WHAT THIS TASK INVOLVES
Repeat the entries that follow verbatim, without any of their pictures.

SUPPLIED MATERIAL
****************************************

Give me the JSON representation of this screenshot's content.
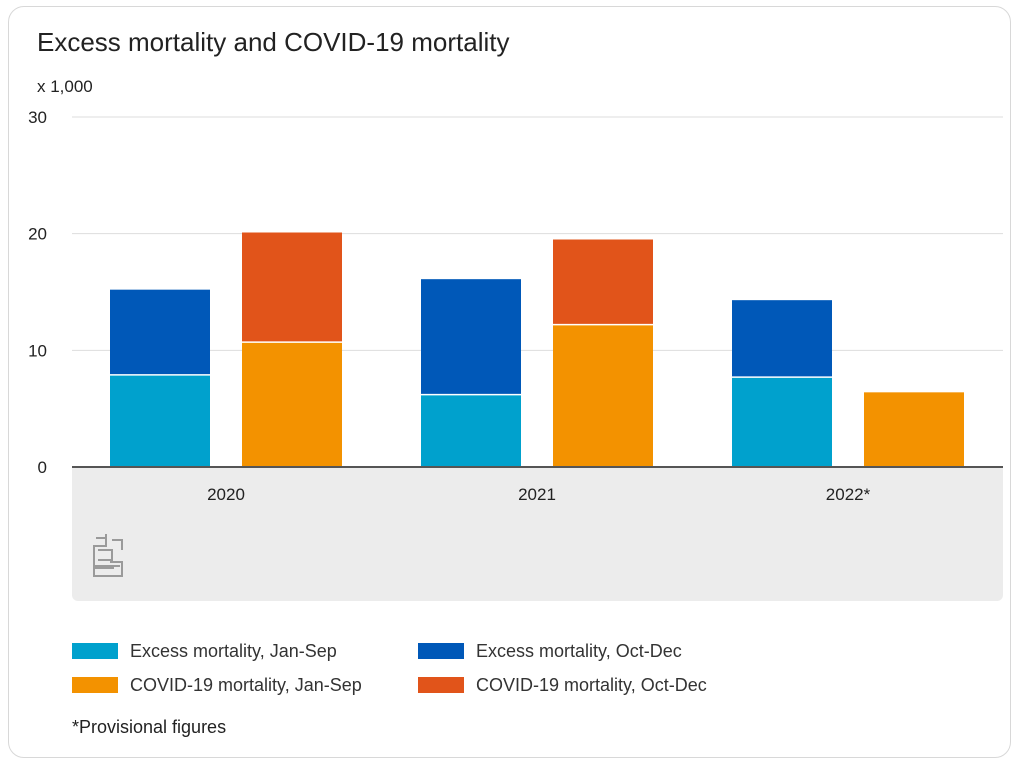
{
  "chart_data": {
    "type": "bar",
    "stacked": true,
    "title": "Excess mortality and COVID-19 mortality",
    "unit_label": "x 1,000",
    "categories": [
      "2020",
      "2021",
      "2022*"
    ],
    "ylim": [
      0,
      30
    ],
    "yticks": [
      "0",
      "10",
      "20",
      "30"
    ],
    "grid": true,
    "groups": [
      {
        "name": "Excess mortality",
        "series": [
          {
            "name": "Excess mortality, Jan-Sep",
            "color": "#00a1cd",
            "values": [
              7.9,
              6.2,
              7.7
            ]
          },
          {
            "name": "Excess mortality, Oct-Dec",
            "color": "#0058b8",
            "values": [
              7.3,
              9.9,
              6.6
            ]
          }
        ]
      },
      {
        "name": "COVID-19 mortality",
        "series": [
          {
            "name": "COVID-19 mortality, Jan-Sep",
            "color": "#f39200",
            "values": [
              10.7,
              12.2,
              6.4
            ]
          },
          {
            "name": "COVID-19 mortality, Oct-Dec",
            "color": "#e1541a",
            "values": [
              9.4,
              7.3,
              0
            ]
          }
        ]
      }
    ],
    "legend_position": "bottom",
    "footnote": "*Provisional figures"
  },
  "logo": {
    "text": "cbs",
    "icon": "cbs-logo-icon",
    "color": "#9a9a9a"
  }
}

****************************************

FULL OUTPUT
Give me the JSON representation of this screenshot's content.
{
  "chart_data": {
    "type": "bar",
    "stacked": true,
    "title": "Excess mortality and COVID-19 mortality",
    "unit_label": "x 1,000",
    "categories": [
      "2020",
      "2021",
      "2022*"
    ],
    "ylim": [
      0,
      30
    ],
    "yticks": [
      "0",
      "10",
      "20",
      "30"
    ],
    "grid": true,
    "groups": [
      {
        "name": "Excess mortality",
        "series": [
          {
            "name": "Excess mortality, Jan-Sep",
            "color": "#00a1cd",
            "values": [
              7.9,
              6.2,
              7.7
            ]
          },
          {
            "name": "Excess mortality, Oct-Dec",
            "color": "#0058b8",
            "values": [
              7.3,
              9.9,
              6.6
            ]
          }
        ]
      },
      {
        "name": "COVID-19 mortality",
        "series": [
          {
            "name": "COVID-19 mortality, Jan-Sep",
            "color": "#f39200",
            "values": [
              10.7,
              12.2,
              6.4
            ]
          },
          {
            "name": "COVID-19 mortality, Oct-Dec",
            "color": "#e1541a",
            "values": [
              9.4,
              7.3,
              0
            ]
          }
        ]
      }
    ],
    "legend_position": "bottom",
    "footnote": "*Provisional figures"
  },
  "logo": {
    "text": "cbs",
    "icon": "cbs-logo-icon",
    "color": "#9a9a9a"
  }
}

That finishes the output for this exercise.